-- start of INPUT MATERIAL --

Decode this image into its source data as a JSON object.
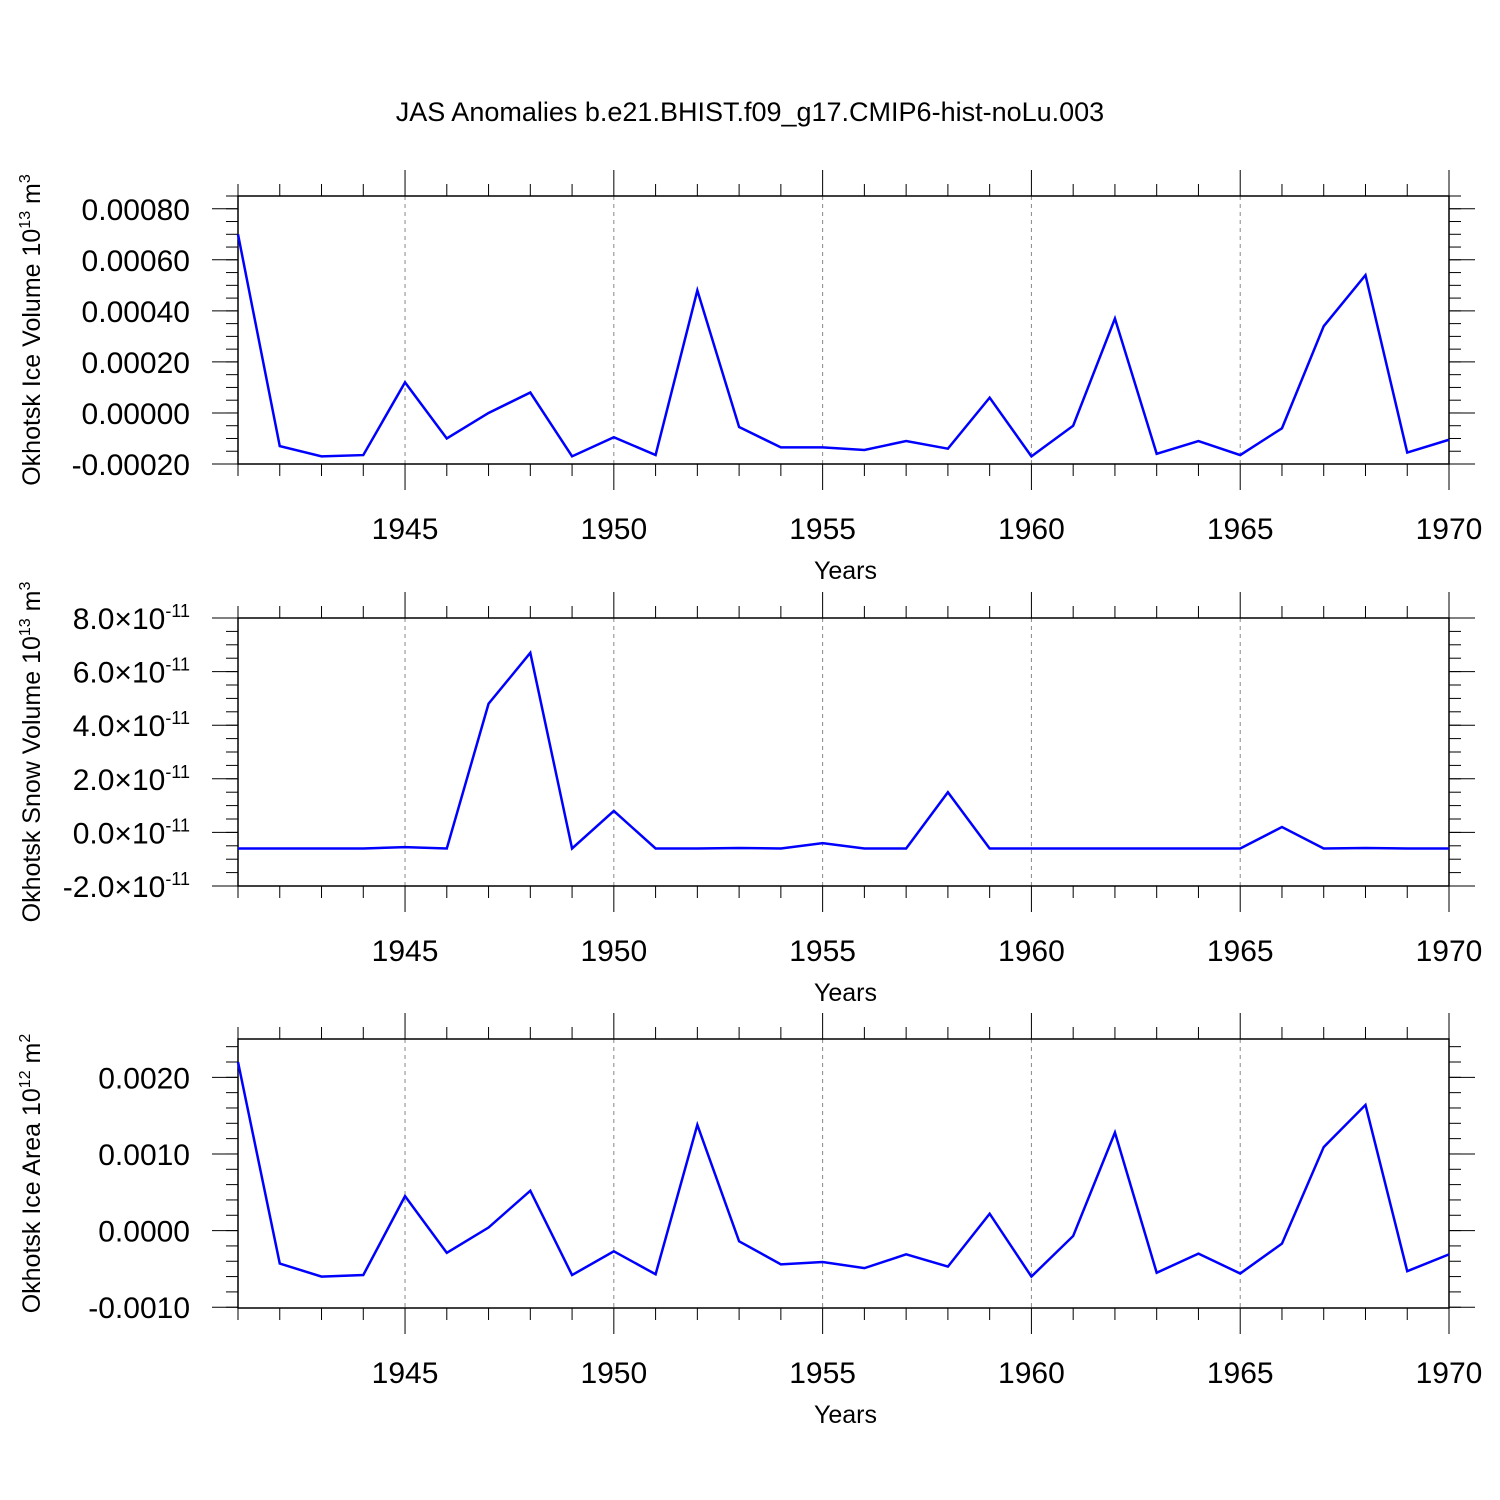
{
  "title": "JAS Anomalies b.e21.BHIST.f09_g17.CMIP6-hist-noLu.003",
  "colors": {
    "line": "#0000ff",
    "axis": "#000000",
    "grid": "#888888"
  },
  "chart_data": [
    {
      "type": "line",
      "ylabel": "Okhotsk Ice Volume",
      "ylabel_unit_base": "10",
      "ylabel_unit_exp": "13",
      "ylabel_unit_suffix": "m",
      "ylabel_unit_suffix_exp": "3",
      "xlabel": "Years",
      "xlim": [
        1941,
        1970
      ],
      "ylim": [
        -0.0002,
        0.00085
      ],
      "yticks": [
        -0.0002,
        0.0,
        0.0002,
        0.0004,
        0.0006,
        0.0008
      ],
      "yticklabels": [
        "-0.00020",
        "0.00000",
        "0.00020",
        "0.00040",
        "0.00060",
        "0.00080"
      ],
      "yminor_step": 5e-05,
      "xticks": [
        1945,
        1950,
        1955,
        1960,
        1965,
        1970
      ],
      "xticklabels": [
        "1945",
        "1950",
        "1955",
        "1960",
        "1965",
        "1970"
      ],
      "grid_x": [
        1945,
        1950,
        1955,
        1960,
        1965
      ],
      "series": [
        {
          "name": "Okhotsk Ice Volume",
          "x": [
            1941,
            1942,
            1943,
            1944,
            1945,
            1946,
            1947,
            1948,
            1949,
            1950,
            1951,
            1952,
            1953,
            1954,
            1955,
            1956,
            1957,
            1958,
            1959,
            1960,
            1961,
            1962,
            1963,
            1964,
            1965,
            1966,
            1967,
            1968,
            1969,
            1970
          ],
          "values": [
            0.0007,
            -0.00013,
            -0.00017,
            -0.000165,
            0.00012,
            -0.0001,
            0.0,
            8e-05,
            -0.00017,
            -9.5e-05,
            -0.000165,
            0.00048,
            -5.5e-05,
            -0.000135,
            -0.000135,
            -0.000145,
            -0.00011,
            -0.00014,
            6e-05,
            -0.00017,
            -5e-05,
            0.00037,
            -0.00016,
            -0.00011,
            -0.000165,
            -6e-05,
            0.00034,
            0.00054,
            -0.000155,
            -0.000105
          ]
        }
      ]
    },
    {
      "type": "line",
      "ylabel": "Okhotsk Snow Volume",
      "ylabel_unit_base": "10",
      "ylabel_unit_exp": "13",
      "ylabel_unit_suffix": "m",
      "ylabel_unit_suffix_exp": "3",
      "xlabel": "Years",
      "xlim": [
        1941,
        1970
      ],
      "ylim": [
        -2e-11,
        8e-11
      ],
      "yticks": [
        -2e-11,
        0.0,
        2e-11,
        4e-11,
        6e-11,
        8e-11
      ],
      "yticklabels": [
        "-2.0",
        "0.0",
        "2.0",
        "4.0",
        "6.0",
        "8.0"
      ],
      "ytick_mult": "×10",
      "ytick_exp": "-11",
      "yminor_step": 5e-12,
      "xticks": [
        1945,
        1950,
        1955,
        1960,
        1965,
        1970
      ],
      "xticklabels": [
        "1945",
        "1950",
        "1955",
        "1960",
        "1965",
        "1970"
      ],
      "grid_x": [
        1945,
        1950,
        1955,
        1960,
        1965
      ],
      "series": [
        {
          "name": "Okhotsk Snow Volume",
          "x": [
            1941,
            1942,
            1943,
            1944,
            1945,
            1946,
            1947,
            1948,
            1949,
            1950,
            1951,
            1952,
            1953,
            1954,
            1955,
            1956,
            1957,
            1958,
            1959,
            1960,
            1961,
            1962,
            1963,
            1964,
            1965,
            1966,
            1967,
            1968,
            1969,
            1970
          ],
          "values": [
            -6e-12,
            -6e-12,
            -6e-12,
            -6e-12,
            -5.5e-12,
            -6e-12,
            4.8e-11,
            6.7e-11,
            -6e-12,
            8e-12,
            -6e-12,
            -6e-12,
            -5.8e-12,
            -6e-12,
            -4e-12,
            -6e-12,
            -6e-12,
            1.5e-11,
            -6e-12,
            -6e-12,
            -6e-12,
            -6e-12,
            -6e-12,
            -6e-12,
            -6e-12,
            2e-12,
            -6e-12,
            -5.8e-12,
            -6e-12,
            -6e-12
          ]
        }
      ]
    },
    {
      "type": "line",
      "ylabel": "Okhotsk Ice Area",
      "ylabel_unit_base": "10",
      "ylabel_unit_exp": "12",
      "ylabel_unit_suffix": "m",
      "ylabel_unit_suffix_exp": "2",
      "xlabel": "Years",
      "xlim": [
        1941,
        1970
      ],
      "ylim": [
        -0.00101,
        0.0025
      ],
      "yticks": [
        -0.001,
        0.0,
        0.001,
        0.002
      ],
      "yticklabels": [
        "-0.0010",
        "0.0000",
        "0.0010",
        "0.0020"
      ],
      "yminor_step": 0.0002,
      "xticks": [
        1945,
        1950,
        1955,
        1960,
        1965,
        1970
      ],
      "xticklabels": [
        "1945",
        "1950",
        "1955",
        "1960",
        "1965",
        "1970"
      ],
      "grid_x": [
        1945,
        1950,
        1955,
        1960,
        1965
      ],
      "series": [
        {
          "name": "Okhotsk Ice Area",
          "x": [
            1941,
            1942,
            1943,
            1944,
            1945,
            1946,
            1947,
            1948,
            1949,
            1950,
            1951,
            1952,
            1953,
            1954,
            1955,
            1956,
            1957,
            1958,
            1959,
            1960,
            1961,
            1962,
            1963,
            1964,
            1965,
            1966,
            1967,
            1968,
            1969,
            1970
          ],
          "values": [
            0.0022,
            -0.00043,
            -0.0006,
            -0.00058,
            0.00045,
            -0.00029,
            4e-05,
            0.00052,
            -0.00058,
            -0.00027,
            -0.00057,
            0.00138,
            -0.00014,
            -0.00044,
            -0.00041,
            -0.00049,
            -0.00031,
            -0.00047,
            0.00022,
            -0.0006,
            -7e-05,
            0.00128,
            -0.00055,
            -0.0003,
            -0.00056,
            -0.00017,
            0.00109,
            0.00164,
            -0.00053,
            -0.00031
          ]
        }
      ]
    }
  ]
}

-- end of INPUT MATERIAL --

**WORK INSTRUCTIONS**.
Return all of the entries exactly as written, but drop any pictures they hold.

**EXERCISE OUTPUT**.
Decode this image into its source data as a JSON object.
{
  "title": "JAS Anomalies b.e21.BHIST.f09_g17.CMIP6-hist-noLu.003",
  "colors": {
    "line": "#0000ff",
    "axis": "#000000",
    "grid": "#888888"
  },
  "chart_data": [
    {
      "type": "line",
      "ylabel": "Okhotsk Ice Volume",
      "ylabel_unit_base": "10",
      "ylabel_unit_exp": "13",
      "ylabel_unit_suffix": "m",
      "ylabel_unit_suffix_exp": "3",
      "xlabel": "Years",
      "xlim": [
        1941,
        1970
      ],
      "ylim": [
        -0.0002,
        0.00085
      ],
      "yticks": [
        -0.0002,
        0.0,
        0.0002,
        0.0004,
        0.0006,
        0.0008
      ],
      "yticklabels": [
        "-0.00020",
        "0.00000",
        "0.00020",
        "0.00040",
        "0.00060",
        "0.00080"
      ],
      "yminor_step": 5e-05,
      "xticks": [
        1945,
        1950,
        1955,
        1960,
        1965,
        1970
      ],
      "xticklabels": [
        "1945",
        "1950",
        "1955",
        "1960",
        "1965",
        "1970"
      ],
      "grid_x": [
        1945,
        1950,
        1955,
        1960,
        1965
      ],
      "series": [
        {
          "name": "Okhotsk Ice Volume",
          "x": [
            1941,
            1942,
            1943,
            1944,
            1945,
            1946,
            1947,
            1948,
            1949,
            1950,
            1951,
            1952,
            1953,
            1954,
            1955,
            1956,
            1957,
            1958,
            1959,
            1960,
            1961,
            1962,
            1963,
            1964,
            1965,
            1966,
            1967,
            1968,
            1969,
            1970
          ],
          "values": [
            0.0007,
            -0.00013,
            -0.00017,
            -0.000165,
            0.00012,
            -0.0001,
            0.0,
            8e-05,
            -0.00017,
            -9.5e-05,
            -0.000165,
            0.00048,
            -5.5e-05,
            -0.000135,
            -0.000135,
            -0.000145,
            -0.00011,
            -0.00014,
            6e-05,
            -0.00017,
            -5e-05,
            0.00037,
            -0.00016,
            -0.00011,
            -0.000165,
            -6e-05,
            0.00034,
            0.00054,
            -0.000155,
            -0.000105
          ]
        }
      ]
    },
    {
      "type": "line",
      "ylabel": "Okhotsk Snow Volume",
      "ylabel_unit_base": "10",
      "ylabel_unit_exp": "13",
      "ylabel_unit_suffix": "m",
      "ylabel_unit_suffix_exp": "3",
      "xlabel": "Years",
      "xlim": [
        1941,
        1970
      ],
      "ylim": [
        -2e-11,
        8e-11
      ],
      "yticks": [
        -2e-11,
        0.0,
        2e-11,
        4e-11,
        6e-11,
        8e-11
      ],
      "yticklabels": [
        "-2.0",
        "0.0",
        "2.0",
        "4.0",
        "6.0",
        "8.0"
      ],
      "ytick_mult": "×10",
      "ytick_exp": "-11",
      "yminor_step": 5e-12,
      "xticks": [
        1945,
        1950,
        1955,
        1960,
        1965,
        1970
      ],
      "xticklabels": [
        "1945",
        "1950",
        "1955",
        "1960",
        "1965",
        "1970"
      ],
      "grid_x": [
        1945,
        1950,
        1955,
        1960,
        1965
      ],
      "series": [
        {
          "name": "Okhotsk Snow Volume",
          "x": [
            1941,
            1942,
            1943,
            1944,
            1945,
            1946,
            1947,
            1948,
            1949,
            1950,
            1951,
            1952,
            1953,
            1954,
            1955,
            1956,
            1957,
            1958,
            1959,
            1960,
            1961,
            1962,
            1963,
            1964,
            1965,
            1966,
            1967,
            1968,
            1969,
            1970
          ],
          "values": [
            -6e-12,
            -6e-12,
            -6e-12,
            -6e-12,
            -5.5e-12,
            -6e-12,
            4.8e-11,
            6.7e-11,
            -6e-12,
            8e-12,
            -6e-12,
            -6e-12,
            -5.8e-12,
            -6e-12,
            -4e-12,
            -6e-12,
            -6e-12,
            1.5e-11,
            -6e-12,
            -6e-12,
            -6e-12,
            -6e-12,
            -6e-12,
            -6e-12,
            -6e-12,
            2e-12,
            -6e-12,
            -5.8e-12,
            -6e-12,
            -6e-12
          ]
        }
      ]
    },
    {
      "type": "line",
      "ylabel": "Okhotsk Ice Area",
      "ylabel_unit_base": "10",
      "ylabel_unit_exp": "12",
      "ylabel_unit_suffix": "m",
      "ylabel_unit_suffix_exp": "2",
      "xlabel": "Years",
      "xlim": [
        1941,
        1970
      ],
      "ylim": [
        -0.00101,
        0.0025
      ],
      "yticks": [
        -0.001,
        0.0,
        0.001,
        0.002
      ],
      "yticklabels": [
        "-0.0010",
        "0.0000",
        "0.0010",
        "0.0020"
      ],
      "yminor_step": 0.0002,
      "xticks": [
        1945,
        1950,
        1955,
        1960,
        1965,
        1970
      ],
      "xticklabels": [
        "1945",
        "1950",
        "1955",
        "1960",
        "1965",
        "1970"
      ],
      "grid_x": [
        1945,
        1950,
        1955,
        1960,
        1965
      ],
      "series": [
        {
          "name": "Okhotsk Ice Area",
          "x": [
            1941,
            1942,
            1943,
            1944,
            1945,
            1946,
            1947,
            1948,
            1949,
            1950,
            1951,
            1952,
            1953,
            1954,
            1955,
            1956,
            1957,
            1958,
            1959,
            1960,
            1961,
            1962,
            1963,
            1964,
            1965,
            1966,
            1967,
            1968,
            1969,
            1970
          ],
          "values": [
            0.0022,
            -0.00043,
            -0.0006,
            -0.00058,
            0.00045,
            -0.00029,
            4e-05,
            0.00052,
            -0.00058,
            -0.00027,
            -0.00057,
            0.00138,
            -0.00014,
            -0.00044,
            -0.00041,
            -0.00049,
            -0.00031,
            -0.00047,
            0.00022,
            -0.0006,
            -7e-05,
            0.00128,
            -0.00055,
            -0.0003,
            -0.00056,
            -0.00017,
            0.00109,
            0.00164,
            -0.00053,
            -0.00031
          ]
        }
      ]
    }
  ]
}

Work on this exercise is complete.